Copy out the listing that follows, exactly, without its pictures.

**Data**:

>>>

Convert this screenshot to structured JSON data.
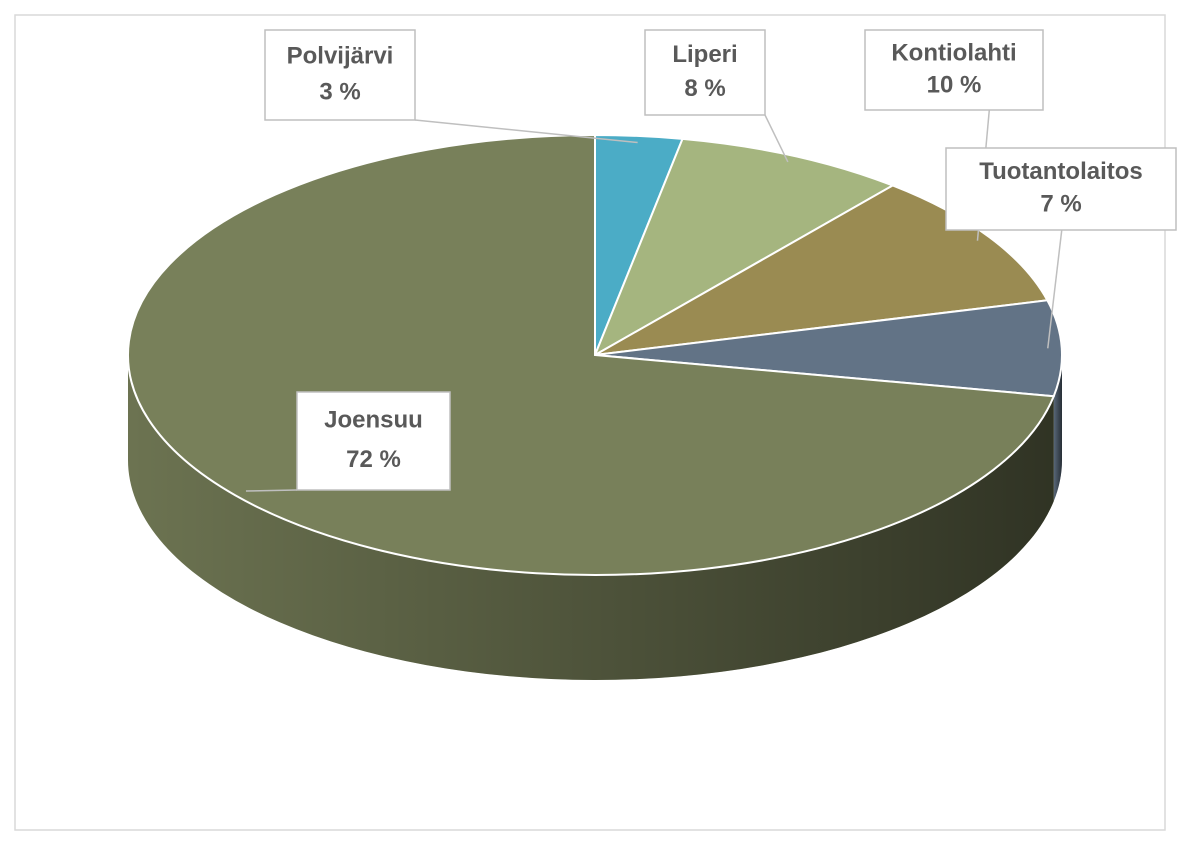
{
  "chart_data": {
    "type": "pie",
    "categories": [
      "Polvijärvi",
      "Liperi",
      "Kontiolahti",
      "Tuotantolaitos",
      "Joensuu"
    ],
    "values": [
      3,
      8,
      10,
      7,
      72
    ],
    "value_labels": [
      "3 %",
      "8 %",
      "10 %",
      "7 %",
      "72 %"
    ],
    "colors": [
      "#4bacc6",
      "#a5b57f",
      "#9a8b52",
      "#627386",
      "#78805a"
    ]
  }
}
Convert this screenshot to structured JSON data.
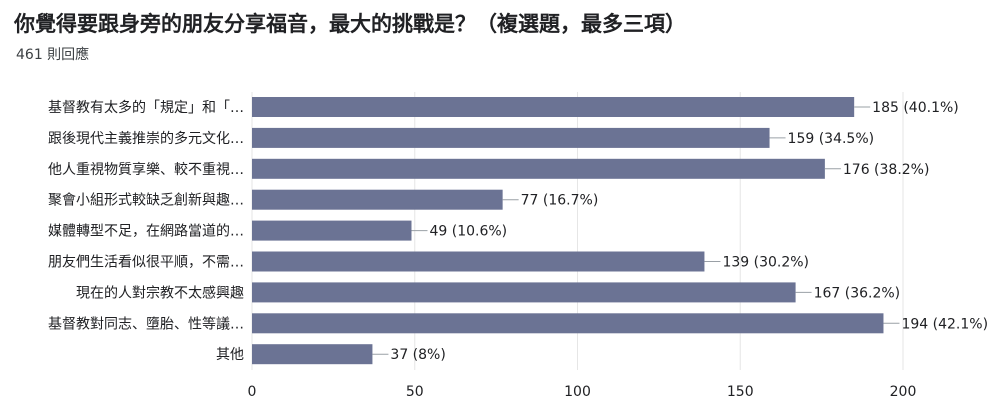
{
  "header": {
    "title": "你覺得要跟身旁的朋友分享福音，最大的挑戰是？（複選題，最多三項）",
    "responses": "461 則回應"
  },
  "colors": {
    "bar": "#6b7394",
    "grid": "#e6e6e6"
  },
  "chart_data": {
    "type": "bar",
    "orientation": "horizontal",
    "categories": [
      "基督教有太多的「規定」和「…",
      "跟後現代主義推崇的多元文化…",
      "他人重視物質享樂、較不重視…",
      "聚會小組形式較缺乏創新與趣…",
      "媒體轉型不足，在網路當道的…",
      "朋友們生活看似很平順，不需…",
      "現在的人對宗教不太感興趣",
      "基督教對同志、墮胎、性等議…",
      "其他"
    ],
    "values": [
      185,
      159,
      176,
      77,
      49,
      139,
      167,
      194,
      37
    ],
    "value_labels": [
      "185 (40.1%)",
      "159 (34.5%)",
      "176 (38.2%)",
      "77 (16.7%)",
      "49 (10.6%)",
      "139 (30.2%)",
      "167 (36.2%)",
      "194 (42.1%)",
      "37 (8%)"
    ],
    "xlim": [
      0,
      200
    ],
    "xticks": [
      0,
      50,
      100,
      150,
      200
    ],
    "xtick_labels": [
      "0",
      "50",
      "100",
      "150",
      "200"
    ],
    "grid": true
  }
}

<<<

**Solution below**:
Convert this screenshot to structured JSON data.
{
  "chart_data": {
    "type": "pie",
    "categories": [
      "Polvijärvi",
      "Liperi",
      "Kontiolahti",
      "Tuotantolaitos",
      "Joensuu"
    ],
    "values": [
      3,
      8,
      10,
      7,
      72
    ],
    "value_labels": [
      "3 %",
      "8 %",
      "10 %",
      "7 %",
      "72 %"
    ],
    "colors": [
      "#4bacc6",
      "#a5b57f",
      "#9a8b52",
      "#627386",
      "#78805a"
    ]
  }
}
Convert this screenshot to structured JSON data.
{
  "header": {
    "title": "你覺得要跟身旁的朋友分享福音，最大的挑戰是？（複選題，最多三項）",
    "responses": "461 則回應"
  },
  "colors": {
    "bar": "#6b7394",
    "grid": "#e6e6e6"
  },
  "chart_data": {
    "type": "bar",
    "orientation": "horizontal",
    "categories": [
      "基督教有太多的「規定」和「…",
      "跟後現代主義推崇的多元文化…",
      "他人重視物質享樂、較不重視…",
      "聚會小組形式較缺乏創新與趣…",
      "媒體轉型不足，在網路當道的…",
      "朋友們生活看似很平順，不需…",
      "現在的人對宗教不太感興趣",
      "基督教對同志、墮胎、性等議…",
      "其他"
    ],
    "values": [
      185,
      159,
      176,
      77,
      49,
      139,
      167,
      194,
      37
    ],
    "value_labels": [
      "185 (40.1%)",
      "159 (34.5%)",
      "176 (38.2%)",
      "77 (16.7%)",
      "49 (10.6%)",
      "139 (30.2%)",
      "167 (36.2%)",
      "194 (42.1%)",
      "37 (8%)"
    ],
    "xlim": [
      0,
      200
    ],
    "xticks": [
      0,
      50,
      100,
      150,
      200
    ],
    "xtick_labels": [
      "0",
      "50",
      "100",
      "150",
      "200"
    ],
    "grid": true
  }
}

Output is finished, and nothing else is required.